● A run of records:
— Start —

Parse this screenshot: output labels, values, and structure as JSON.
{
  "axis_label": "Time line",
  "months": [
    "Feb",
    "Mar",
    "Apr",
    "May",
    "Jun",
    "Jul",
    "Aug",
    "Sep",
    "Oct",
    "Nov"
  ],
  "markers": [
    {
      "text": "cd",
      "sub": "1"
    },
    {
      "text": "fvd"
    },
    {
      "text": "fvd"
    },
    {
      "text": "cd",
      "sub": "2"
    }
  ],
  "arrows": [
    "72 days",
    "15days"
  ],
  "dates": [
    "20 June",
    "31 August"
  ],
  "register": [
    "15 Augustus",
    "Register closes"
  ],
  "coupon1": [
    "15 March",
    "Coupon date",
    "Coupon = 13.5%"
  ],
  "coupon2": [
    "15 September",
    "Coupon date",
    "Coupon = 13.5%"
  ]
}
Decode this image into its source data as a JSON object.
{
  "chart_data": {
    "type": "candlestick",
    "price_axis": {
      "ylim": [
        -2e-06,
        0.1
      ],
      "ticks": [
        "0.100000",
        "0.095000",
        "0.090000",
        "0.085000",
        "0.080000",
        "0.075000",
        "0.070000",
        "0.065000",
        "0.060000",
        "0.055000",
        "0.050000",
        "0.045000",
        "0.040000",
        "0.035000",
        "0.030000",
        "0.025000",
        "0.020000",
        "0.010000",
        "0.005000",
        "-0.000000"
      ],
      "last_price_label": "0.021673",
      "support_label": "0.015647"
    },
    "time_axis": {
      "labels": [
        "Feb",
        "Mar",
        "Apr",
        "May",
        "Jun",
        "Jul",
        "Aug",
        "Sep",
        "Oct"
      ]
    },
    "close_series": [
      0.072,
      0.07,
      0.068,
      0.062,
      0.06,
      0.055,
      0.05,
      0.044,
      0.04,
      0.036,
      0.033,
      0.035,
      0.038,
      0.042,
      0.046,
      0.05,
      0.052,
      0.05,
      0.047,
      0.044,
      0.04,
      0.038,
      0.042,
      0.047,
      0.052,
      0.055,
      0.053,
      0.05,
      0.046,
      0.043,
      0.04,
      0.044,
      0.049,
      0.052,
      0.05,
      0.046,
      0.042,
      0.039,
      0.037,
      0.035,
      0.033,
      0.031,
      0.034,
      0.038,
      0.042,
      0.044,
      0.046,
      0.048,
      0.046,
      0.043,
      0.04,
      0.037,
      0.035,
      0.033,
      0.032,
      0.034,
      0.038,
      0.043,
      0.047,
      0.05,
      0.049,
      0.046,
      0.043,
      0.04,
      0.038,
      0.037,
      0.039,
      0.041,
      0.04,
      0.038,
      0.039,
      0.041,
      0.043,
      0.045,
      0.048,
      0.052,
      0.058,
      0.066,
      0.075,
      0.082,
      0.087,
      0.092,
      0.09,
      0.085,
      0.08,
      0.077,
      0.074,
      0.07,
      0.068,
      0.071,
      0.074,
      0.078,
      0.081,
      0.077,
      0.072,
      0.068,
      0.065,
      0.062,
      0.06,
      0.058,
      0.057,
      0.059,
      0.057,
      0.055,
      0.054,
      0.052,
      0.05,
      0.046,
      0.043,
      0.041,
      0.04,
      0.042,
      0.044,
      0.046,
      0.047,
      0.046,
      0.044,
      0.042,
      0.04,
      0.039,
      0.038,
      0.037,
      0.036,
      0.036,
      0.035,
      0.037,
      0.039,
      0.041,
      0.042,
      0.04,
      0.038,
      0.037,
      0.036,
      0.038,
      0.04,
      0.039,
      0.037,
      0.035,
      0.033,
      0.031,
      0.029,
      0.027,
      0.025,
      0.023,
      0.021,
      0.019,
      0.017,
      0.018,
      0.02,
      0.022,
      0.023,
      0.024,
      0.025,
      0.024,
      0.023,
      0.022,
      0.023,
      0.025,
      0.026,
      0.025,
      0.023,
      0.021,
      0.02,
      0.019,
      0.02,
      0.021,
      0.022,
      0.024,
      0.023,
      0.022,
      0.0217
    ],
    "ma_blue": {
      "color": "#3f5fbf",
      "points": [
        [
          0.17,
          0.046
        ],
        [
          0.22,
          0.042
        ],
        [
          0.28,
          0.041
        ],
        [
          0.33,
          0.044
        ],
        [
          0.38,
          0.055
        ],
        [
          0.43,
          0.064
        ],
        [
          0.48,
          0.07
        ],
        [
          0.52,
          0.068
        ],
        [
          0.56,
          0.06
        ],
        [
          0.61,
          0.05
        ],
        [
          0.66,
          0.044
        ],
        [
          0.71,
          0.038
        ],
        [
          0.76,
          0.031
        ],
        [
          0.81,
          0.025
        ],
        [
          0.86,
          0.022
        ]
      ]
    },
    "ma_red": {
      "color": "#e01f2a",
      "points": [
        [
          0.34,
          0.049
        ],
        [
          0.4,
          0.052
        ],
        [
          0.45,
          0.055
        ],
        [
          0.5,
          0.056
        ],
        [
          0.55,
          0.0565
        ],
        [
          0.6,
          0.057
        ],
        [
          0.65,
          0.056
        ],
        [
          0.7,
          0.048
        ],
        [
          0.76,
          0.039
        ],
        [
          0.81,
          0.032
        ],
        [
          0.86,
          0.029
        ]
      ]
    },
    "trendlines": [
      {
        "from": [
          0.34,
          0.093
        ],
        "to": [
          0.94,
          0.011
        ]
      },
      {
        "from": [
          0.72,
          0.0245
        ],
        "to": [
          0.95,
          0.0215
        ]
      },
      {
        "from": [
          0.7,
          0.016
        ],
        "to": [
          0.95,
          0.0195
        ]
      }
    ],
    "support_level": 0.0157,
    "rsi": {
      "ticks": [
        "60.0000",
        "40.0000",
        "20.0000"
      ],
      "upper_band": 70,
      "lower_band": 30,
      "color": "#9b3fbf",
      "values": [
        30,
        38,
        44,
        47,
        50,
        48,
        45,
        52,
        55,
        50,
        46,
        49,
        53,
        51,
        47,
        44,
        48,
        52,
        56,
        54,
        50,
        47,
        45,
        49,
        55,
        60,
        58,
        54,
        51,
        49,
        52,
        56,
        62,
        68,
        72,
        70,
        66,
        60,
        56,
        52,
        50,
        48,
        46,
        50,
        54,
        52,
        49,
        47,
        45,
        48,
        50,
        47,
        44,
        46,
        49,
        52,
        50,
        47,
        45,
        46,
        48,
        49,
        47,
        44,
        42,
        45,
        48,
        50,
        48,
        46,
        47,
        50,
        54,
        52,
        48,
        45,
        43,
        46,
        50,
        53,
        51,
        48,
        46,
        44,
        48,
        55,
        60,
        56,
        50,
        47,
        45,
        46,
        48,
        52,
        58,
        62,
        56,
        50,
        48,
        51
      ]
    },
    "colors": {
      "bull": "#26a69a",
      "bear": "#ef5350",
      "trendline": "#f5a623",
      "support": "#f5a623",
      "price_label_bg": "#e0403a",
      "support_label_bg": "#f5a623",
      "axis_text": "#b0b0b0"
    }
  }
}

— End —

● What to do: Transcribe the records above exactly as they appear.

● Answer for the task:
Parse this screenshot: output labels, values, and structure as JSON.
{
  "axis_label": "Time line",
  "months": [
    "Feb",
    "Mar",
    "Apr",
    "May",
    "Jun",
    "Jul",
    "Aug",
    "Sep",
    "Oct",
    "Nov"
  ],
  "markers": [
    {
      "text": "cd",
      "sub": "1"
    },
    {
      "text": "fvd"
    },
    {
      "text": "fvd"
    },
    {
      "text": "cd",
      "sub": "2"
    }
  ],
  "arrows": [
    "72 days",
    "15days"
  ],
  "dates": [
    "20 June",
    "31 August"
  ],
  "register": [
    "15 Augustus",
    "Register closes"
  ],
  "coupon1": [
    "15 March",
    "Coupon date",
    "Coupon = 13.5%"
  ],
  "coupon2": [
    "15 September",
    "Coupon date",
    "Coupon = 13.5%"
  ]
}
Decode this image into its source data as a JSON object.
{
  "chart_data": {
    "type": "candlestick",
    "price_axis": {
      "ylim": [
        -2e-06,
        0.1
      ],
      "ticks": [
        "0.100000",
        "0.095000",
        "0.090000",
        "0.085000",
        "0.080000",
        "0.075000",
        "0.070000",
        "0.065000",
        "0.060000",
        "0.055000",
        "0.050000",
        "0.045000",
        "0.040000",
        "0.035000",
        "0.030000",
        "0.025000",
        "0.020000",
        "0.010000",
        "0.005000",
        "-0.000000"
      ],
      "last_price_label": "0.021673",
      "support_label": "0.015647"
    },
    "time_axis": {
      "labels": [
        "Feb",
        "Mar",
        "Apr",
        "May",
        "Jun",
        "Jul",
        "Aug",
        "Sep",
        "Oct"
      ]
    },
    "close_series": [
      0.072,
      0.07,
      0.068,
      0.062,
      0.06,
      0.055,
      0.05,
      0.044,
      0.04,
      0.036,
      0.033,
      0.035,
      0.038,
      0.042,
      0.046,
      0.05,
      0.052,
      0.05,
      0.047,
      0.044,
      0.04,
      0.038,
      0.042,
      0.047,
      0.052,
      0.055,
      0.053,
      0.05,
      0.046,
      0.043,
      0.04,
      0.044,
      0.049,
      0.052,
      0.05,
      0.046,
      0.042,
      0.039,
      0.037,
      0.035,
      0.033,
      0.031,
      0.034,
      0.038,
      0.042,
      0.044,
      0.046,
      0.048,
      0.046,
      0.043,
      0.04,
      0.037,
      0.035,
      0.033,
      0.032,
      0.034,
      0.038,
      0.043,
      0.047,
      0.05,
      0.049,
      0.046,
      0.043,
      0.04,
      0.038,
      0.037,
      0.039,
      0.041,
      0.04,
      0.038,
      0.039,
      0.041,
      0.043,
      0.045,
      0.048,
      0.052,
      0.058,
      0.066,
      0.075,
      0.082,
      0.087,
      0.092,
      0.09,
      0.085,
      0.08,
      0.077,
      0.074,
      0.07,
      0.068,
      0.071,
      0.074,
      0.078,
      0.081,
      0.077,
      0.072,
      0.068,
      0.065,
      0.062,
      0.06,
      0.058,
      0.057,
      0.059,
      0.057,
      0.055,
      0.054,
      0.052,
      0.05,
      0.046,
      0.043,
      0.041,
      0.04,
      0.042,
      0.044,
      0.046,
      0.047,
      0.046,
      0.044,
      0.042,
      0.04,
      0.039,
      0.038,
      0.037,
      0.036,
      0.036,
      0.035,
      0.037,
      0.039,
      0.041,
      0.042,
      0.04,
      0.038,
      0.037,
      0.036,
      0.038,
      0.04,
      0.039,
      0.037,
      0.035,
      0.033,
      0.031,
      0.029,
      0.027,
      0.025,
      0.023,
      0.021,
      0.019,
      0.017,
      0.018,
      0.02,
      0.022,
      0.023,
      0.024,
      0.025,
      0.024,
      0.023,
      0.022,
      0.023,
      0.025,
      0.026,
      0.025,
      0.023,
      0.021,
      0.02,
      0.019,
      0.02,
      0.021,
      0.022,
      0.024,
      0.023,
      0.022,
      0.0217
    ],
    "ma_blue": {
      "color": "#3f5fbf",
      "points": [
        [
          0.17,
          0.046
        ],
        [
          0.22,
          0.042
        ],
        [
          0.28,
          0.041
        ],
        [
          0.33,
          0.044
        ],
        [
          0.38,
          0.055
        ],
        [
          0.43,
          0.064
        ],
        [
          0.48,
          0.07
        ],
        [
          0.52,
          0.068
        ],
        [
          0.56,
          0.06
        ],
        [
          0.61,
          0.05
        ],
        [
          0.66,
          0.044
        ],
        [
          0.71,
          0.038
        ],
        [
          0.76,
          0.031
        ],
        [
          0.81,
          0.025
        ],
        [
          0.86,
          0.022
        ]
      ]
    },
    "ma_red": {
      "color": "#e01f2a",
      "points": [
        [
          0.34,
          0.049
        ],
        [
          0.4,
          0.052
        ],
        [
          0.45,
          0.055
        ],
        [
          0.5,
          0.056
        ],
        [
          0.55,
          0.0565
        ],
        [
          0.6,
          0.057
        ],
        [
          0.65,
          0.056
        ],
        [
          0.7,
          0.048
        ],
        [
          0.76,
          0.039
        ],
        [
          0.81,
          0.032
        ],
        [
          0.86,
          0.029
        ]
      ]
    },
    "trendlines": [
      {
        "from": [
          0.34,
          0.093
        ],
        "to": [
          0.94,
          0.011
        ]
      },
      {
        "from": [
          0.72,
          0.0245
        ],
        "to": [
          0.95,
          0.0215
        ]
      },
      {
        "from": [
          0.7,
          0.016
        ],
        "to": [
          0.95,
          0.0195
        ]
      }
    ],
    "support_level": 0.0157,
    "rsi": {
      "ticks": [
        "60.0000",
        "40.0000",
        "20.0000"
      ],
      "upper_band": 70,
      "lower_band": 30,
      "color": "#9b3fbf",
      "values": [
        30,
        38,
        44,
        47,
        50,
        48,
        45,
        52,
        55,
        50,
        46,
        49,
        53,
        51,
        47,
        44,
        48,
        52,
        56,
        54,
        50,
        47,
        45,
        49,
        55,
        60,
        58,
        54,
        51,
        49,
        52,
        56,
        62,
        68,
        72,
        70,
        66,
        60,
        56,
        52,
        50,
        48,
        46,
        50,
        54,
        52,
        49,
        47,
        45,
        48,
        50,
        47,
        44,
        46,
        49,
        52,
        50,
        47,
        45,
        46,
        48,
        49,
        47,
        44,
        42,
        45,
        48,
        50,
        48,
        46,
        47,
        50,
        54,
        52,
        48,
        45,
        43,
        46,
        50,
        53,
        51,
        48,
        46,
        44,
        48,
        55,
        60,
        56,
        50,
        47,
        45,
        46,
        48,
        52,
        58,
        62,
        56,
        50,
        48,
        51
      ]
    },
    "colors": {
      "bull": "#26a69a",
      "bear": "#ef5350",
      "trendline": "#f5a623",
      "support": "#f5a623",
      "price_label_bg": "#e0403a",
      "support_label_bg": "#f5a623",
      "axis_text": "#b0b0b0"
    }
  }
}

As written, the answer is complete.